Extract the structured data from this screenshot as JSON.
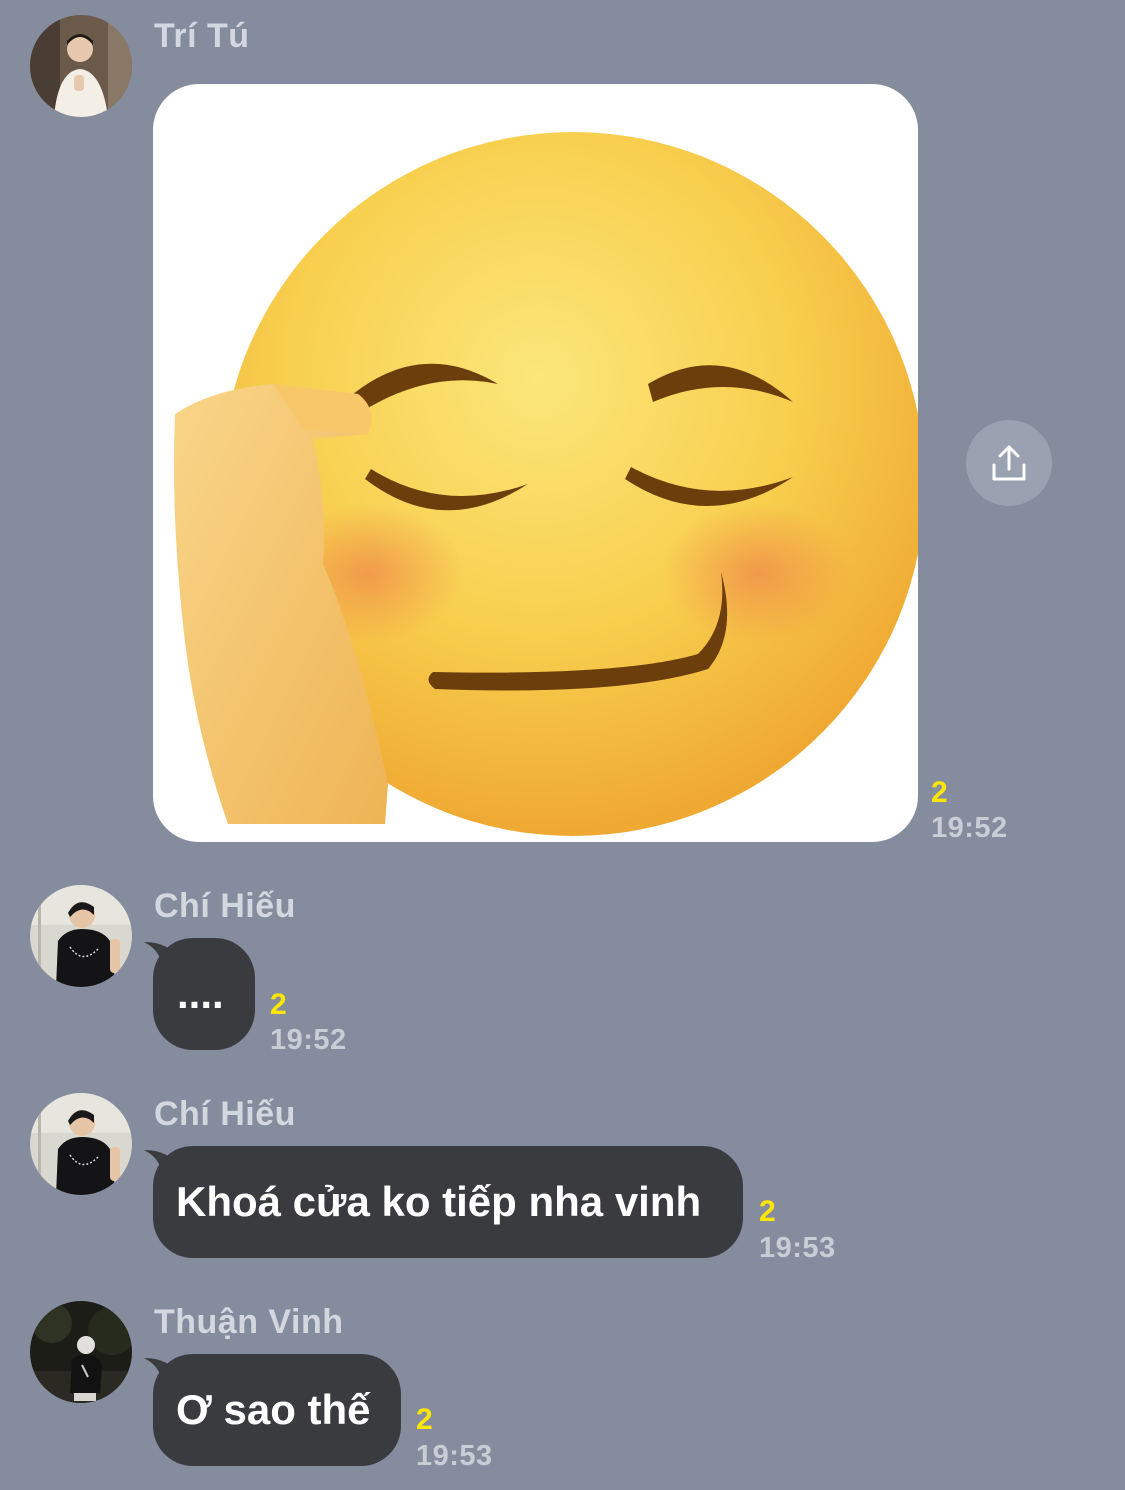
{
  "messages": [
    {
      "sender": "Trí Tú",
      "type": "sticker",
      "sticker_icon": "smirk-salute-emoji-icon",
      "read_count": "2",
      "time": "19:52"
    },
    {
      "sender": "Chí Hiếu",
      "type": "text",
      "text": "....",
      "read_count": "2",
      "time": "19:52"
    },
    {
      "sender": "Chí Hiếu",
      "type": "text",
      "text": "Khoá cửa ko tiếp nha vinh",
      "read_count": "2",
      "time": "19:53"
    },
    {
      "sender": "Thuận Vinh",
      "type": "text",
      "text": "Ơ sao thế",
      "read_count": "2",
      "time": "19:53"
    }
  ],
  "colors": {
    "background": "#848c9e",
    "bubble": "#3a3b3f",
    "read_count": "#ffe600",
    "sender_name": "#d3d7e0"
  }
}
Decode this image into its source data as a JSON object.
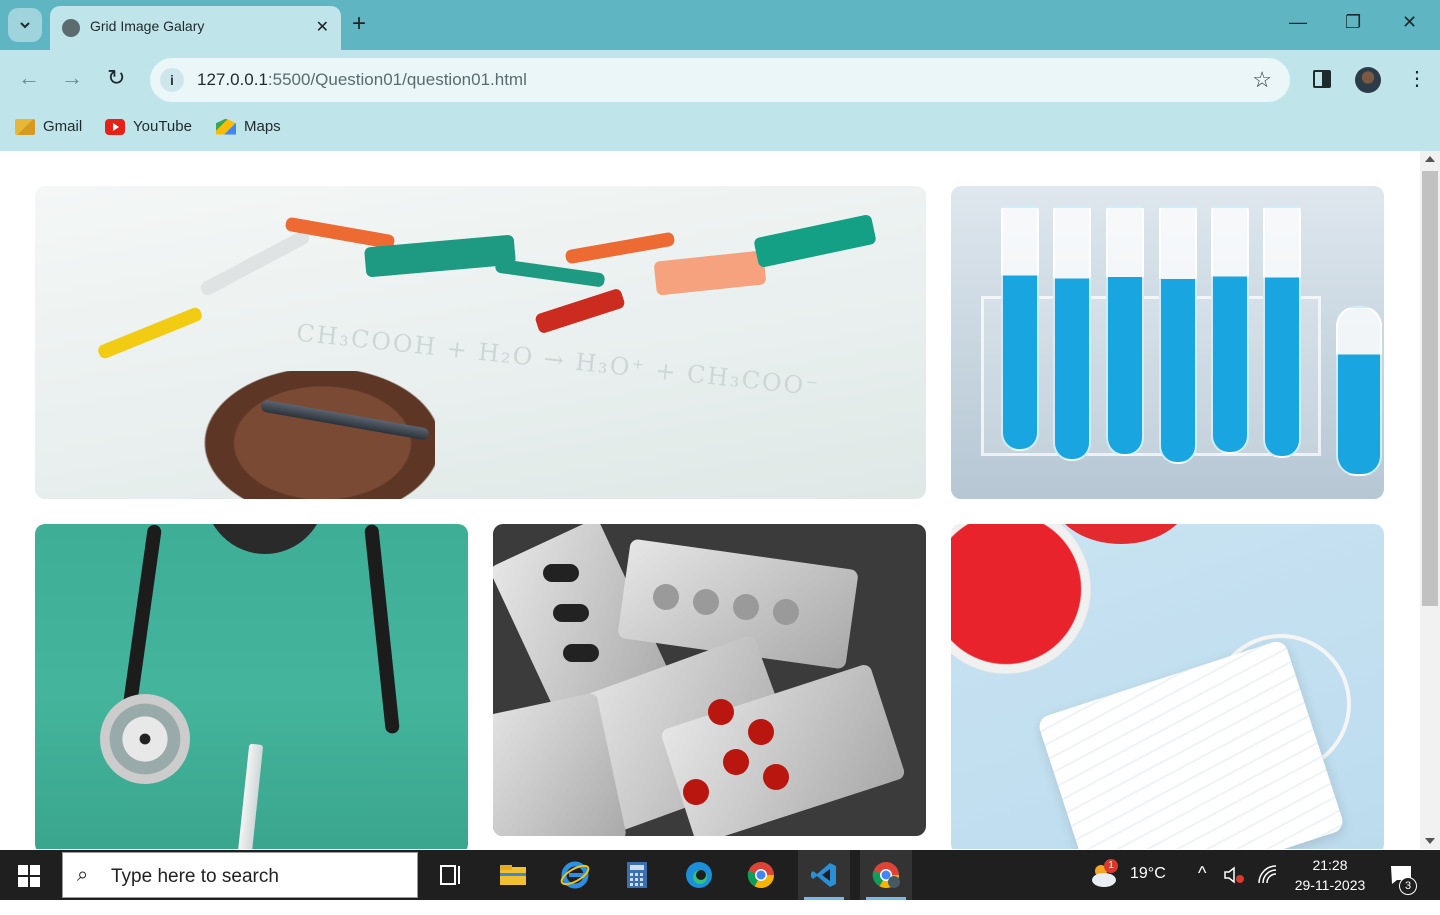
{
  "browser": {
    "tab_title": "Grid Image Galary",
    "tab_close": "✕",
    "new_tab": "+",
    "url_host": "127.0.0.1",
    "url_rest": ":5500/Question01/question01.html",
    "info_icon": "i",
    "star_icon": "☆",
    "menu_icon": "⋮",
    "win_minimize": "—",
    "win_restore": "❐",
    "win_close": "✕",
    "back": "←",
    "forward": "→",
    "reload": "↻"
  },
  "bookmarks": [
    {
      "label": "Gmail",
      "icon": "gmail-icon"
    },
    {
      "label": "YouTube",
      "icon": "youtube-icon"
    },
    {
      "label": "Maps",
      "icon": "maps-icon"
    }
  ],
  "gallery": {
    "images": [
      {
        "subject": "molecule-model-whiteboard",
        "formula": "CH₃COOH + H₂O → H₃O⁺ + CH₃COO⁻"
      },
      {
        "subject": "blue-test-tubes"
      },
      {
        "subject": "doctor-stethoscope-syringe"
      },
      {
        "subject": "pill-blister-packs"
      },
      {
        "subject": "petri-dish-face-mask"
      }
    ]
  },
  "taskbar": {
    "search_placeholder": "Type here to search",
    "search_icon": "⌕",
    "weather_temp": "19°C",
    "weather_badge": "1",
    "time": "21:28",
    "date": "29-11-2023",
    "notification_count": "3",
    "tray_chevron": "^"
  },
  "colors": {
    "tabstrip": "#5fb5c2",
    "toolbar": "#bfe4ea",
    "taskbar": "#1f1f1f"
  }
}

* [Request]: Using the entries above, return each line in which the word "data" occurs.

* [Task solution]:
Extract the structured data from this screenshot as JSON.
Decode this image into its source data as a JSON object.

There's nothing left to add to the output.